Exercise prompt ->
Find every line in the records below that contains the word "system", and copy each such line.

═══ Records provided

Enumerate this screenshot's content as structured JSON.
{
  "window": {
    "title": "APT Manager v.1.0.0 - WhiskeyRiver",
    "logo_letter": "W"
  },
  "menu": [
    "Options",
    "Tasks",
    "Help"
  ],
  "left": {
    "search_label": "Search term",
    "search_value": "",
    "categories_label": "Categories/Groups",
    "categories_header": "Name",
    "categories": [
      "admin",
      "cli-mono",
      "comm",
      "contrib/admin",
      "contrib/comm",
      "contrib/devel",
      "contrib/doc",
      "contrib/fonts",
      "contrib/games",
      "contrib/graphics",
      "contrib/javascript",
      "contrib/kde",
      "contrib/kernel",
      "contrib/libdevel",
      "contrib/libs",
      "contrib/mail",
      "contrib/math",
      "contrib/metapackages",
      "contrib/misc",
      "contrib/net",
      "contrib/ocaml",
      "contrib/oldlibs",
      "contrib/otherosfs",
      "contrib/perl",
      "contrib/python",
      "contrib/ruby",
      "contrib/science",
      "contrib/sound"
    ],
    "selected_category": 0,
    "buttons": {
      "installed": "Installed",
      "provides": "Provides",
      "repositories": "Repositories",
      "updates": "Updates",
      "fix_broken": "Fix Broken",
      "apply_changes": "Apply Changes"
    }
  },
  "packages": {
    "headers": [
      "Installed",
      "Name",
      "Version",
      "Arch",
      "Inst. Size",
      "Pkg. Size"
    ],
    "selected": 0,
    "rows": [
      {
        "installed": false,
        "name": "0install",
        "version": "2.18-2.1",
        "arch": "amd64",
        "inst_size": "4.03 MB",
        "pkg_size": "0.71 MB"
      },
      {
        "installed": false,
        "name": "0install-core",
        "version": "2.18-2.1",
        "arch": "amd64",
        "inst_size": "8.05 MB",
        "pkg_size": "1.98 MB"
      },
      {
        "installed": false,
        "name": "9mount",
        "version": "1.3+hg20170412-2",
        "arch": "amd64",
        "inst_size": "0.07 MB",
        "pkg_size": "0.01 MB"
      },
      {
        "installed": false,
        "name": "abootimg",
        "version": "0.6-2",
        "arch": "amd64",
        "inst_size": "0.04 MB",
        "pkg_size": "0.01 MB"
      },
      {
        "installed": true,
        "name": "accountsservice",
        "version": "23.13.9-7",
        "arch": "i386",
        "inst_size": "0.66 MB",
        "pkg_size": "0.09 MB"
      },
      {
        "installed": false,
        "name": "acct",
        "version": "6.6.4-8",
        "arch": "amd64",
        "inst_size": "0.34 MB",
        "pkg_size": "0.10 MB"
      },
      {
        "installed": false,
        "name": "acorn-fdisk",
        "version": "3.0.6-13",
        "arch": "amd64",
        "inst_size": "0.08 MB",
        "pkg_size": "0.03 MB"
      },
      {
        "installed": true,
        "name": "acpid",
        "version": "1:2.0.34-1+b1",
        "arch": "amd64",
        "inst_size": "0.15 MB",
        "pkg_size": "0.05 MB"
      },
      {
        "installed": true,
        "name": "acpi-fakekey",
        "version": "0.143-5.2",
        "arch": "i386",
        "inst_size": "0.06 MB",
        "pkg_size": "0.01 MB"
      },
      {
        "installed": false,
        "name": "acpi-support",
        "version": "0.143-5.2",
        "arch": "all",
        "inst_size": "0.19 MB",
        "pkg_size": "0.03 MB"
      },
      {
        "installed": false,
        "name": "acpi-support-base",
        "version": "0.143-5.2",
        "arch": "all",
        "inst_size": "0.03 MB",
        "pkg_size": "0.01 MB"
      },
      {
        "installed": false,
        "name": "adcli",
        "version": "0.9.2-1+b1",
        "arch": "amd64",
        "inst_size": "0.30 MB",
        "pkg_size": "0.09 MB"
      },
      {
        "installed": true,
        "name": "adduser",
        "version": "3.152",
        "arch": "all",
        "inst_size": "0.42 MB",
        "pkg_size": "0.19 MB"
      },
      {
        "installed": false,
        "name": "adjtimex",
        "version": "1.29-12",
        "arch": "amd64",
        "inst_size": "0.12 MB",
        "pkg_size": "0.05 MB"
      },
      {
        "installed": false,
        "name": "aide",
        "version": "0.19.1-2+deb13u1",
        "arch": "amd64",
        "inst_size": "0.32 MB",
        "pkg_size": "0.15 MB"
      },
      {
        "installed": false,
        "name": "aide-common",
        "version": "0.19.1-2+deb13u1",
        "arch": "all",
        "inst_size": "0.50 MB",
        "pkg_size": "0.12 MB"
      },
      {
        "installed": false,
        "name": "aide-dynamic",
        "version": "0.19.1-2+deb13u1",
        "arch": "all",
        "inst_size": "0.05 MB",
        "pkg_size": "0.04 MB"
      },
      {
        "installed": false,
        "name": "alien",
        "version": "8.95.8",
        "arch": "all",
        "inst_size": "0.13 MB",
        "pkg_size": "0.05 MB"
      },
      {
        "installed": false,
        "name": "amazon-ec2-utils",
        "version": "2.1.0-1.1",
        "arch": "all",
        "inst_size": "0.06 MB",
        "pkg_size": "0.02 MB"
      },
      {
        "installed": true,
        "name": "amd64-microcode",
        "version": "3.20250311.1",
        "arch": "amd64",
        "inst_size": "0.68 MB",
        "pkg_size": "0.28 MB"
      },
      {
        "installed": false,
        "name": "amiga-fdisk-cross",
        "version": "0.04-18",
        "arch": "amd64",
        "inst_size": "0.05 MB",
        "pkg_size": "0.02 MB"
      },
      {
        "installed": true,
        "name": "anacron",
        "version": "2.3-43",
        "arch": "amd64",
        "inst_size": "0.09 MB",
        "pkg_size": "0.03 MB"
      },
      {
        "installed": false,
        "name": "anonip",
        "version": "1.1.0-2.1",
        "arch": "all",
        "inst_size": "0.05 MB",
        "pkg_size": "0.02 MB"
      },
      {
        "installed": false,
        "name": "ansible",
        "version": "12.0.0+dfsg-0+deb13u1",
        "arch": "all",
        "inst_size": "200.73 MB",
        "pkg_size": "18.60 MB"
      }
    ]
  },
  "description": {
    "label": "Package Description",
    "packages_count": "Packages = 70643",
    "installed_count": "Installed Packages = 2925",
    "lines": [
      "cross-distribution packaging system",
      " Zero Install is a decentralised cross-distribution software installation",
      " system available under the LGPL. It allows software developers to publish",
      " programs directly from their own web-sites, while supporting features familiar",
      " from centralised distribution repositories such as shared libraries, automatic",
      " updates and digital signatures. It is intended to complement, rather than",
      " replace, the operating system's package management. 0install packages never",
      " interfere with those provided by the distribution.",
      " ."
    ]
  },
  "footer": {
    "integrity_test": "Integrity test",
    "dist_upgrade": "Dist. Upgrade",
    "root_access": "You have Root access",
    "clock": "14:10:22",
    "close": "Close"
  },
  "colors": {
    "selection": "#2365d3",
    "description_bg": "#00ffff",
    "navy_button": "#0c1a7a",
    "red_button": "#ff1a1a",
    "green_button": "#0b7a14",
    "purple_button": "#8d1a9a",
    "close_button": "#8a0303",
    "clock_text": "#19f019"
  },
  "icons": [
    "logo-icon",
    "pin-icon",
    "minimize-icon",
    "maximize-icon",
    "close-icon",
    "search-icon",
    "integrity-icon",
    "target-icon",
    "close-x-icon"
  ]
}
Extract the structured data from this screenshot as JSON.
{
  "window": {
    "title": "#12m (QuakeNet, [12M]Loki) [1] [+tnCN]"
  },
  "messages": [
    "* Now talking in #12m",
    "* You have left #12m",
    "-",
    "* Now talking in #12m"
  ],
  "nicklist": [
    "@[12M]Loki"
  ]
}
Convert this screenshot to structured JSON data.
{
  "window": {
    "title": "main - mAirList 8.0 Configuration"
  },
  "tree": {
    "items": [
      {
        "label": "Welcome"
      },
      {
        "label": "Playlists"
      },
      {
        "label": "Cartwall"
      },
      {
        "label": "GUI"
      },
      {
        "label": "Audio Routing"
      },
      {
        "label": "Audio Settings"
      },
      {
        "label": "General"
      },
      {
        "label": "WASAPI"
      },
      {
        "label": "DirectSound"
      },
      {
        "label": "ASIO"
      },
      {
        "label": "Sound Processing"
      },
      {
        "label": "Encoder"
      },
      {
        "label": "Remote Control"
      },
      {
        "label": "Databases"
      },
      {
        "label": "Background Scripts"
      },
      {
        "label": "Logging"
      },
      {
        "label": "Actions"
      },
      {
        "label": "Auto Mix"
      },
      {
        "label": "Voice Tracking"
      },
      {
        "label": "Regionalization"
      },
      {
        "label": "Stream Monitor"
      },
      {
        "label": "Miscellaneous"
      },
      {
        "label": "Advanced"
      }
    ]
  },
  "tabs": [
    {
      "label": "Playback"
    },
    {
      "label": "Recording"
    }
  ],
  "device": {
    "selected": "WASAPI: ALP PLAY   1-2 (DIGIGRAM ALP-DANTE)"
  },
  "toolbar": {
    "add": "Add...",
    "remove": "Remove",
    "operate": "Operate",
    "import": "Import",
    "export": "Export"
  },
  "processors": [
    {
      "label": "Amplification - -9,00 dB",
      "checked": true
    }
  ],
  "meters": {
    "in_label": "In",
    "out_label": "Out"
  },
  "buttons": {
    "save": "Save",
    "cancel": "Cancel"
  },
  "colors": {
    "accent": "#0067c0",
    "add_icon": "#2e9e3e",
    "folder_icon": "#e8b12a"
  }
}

══════

Output ->
      "cross-distribution packaging system",
      " system available under the LGPL. It allows software developers to publish",
      " replace, the operating system's package management. 0install packages never",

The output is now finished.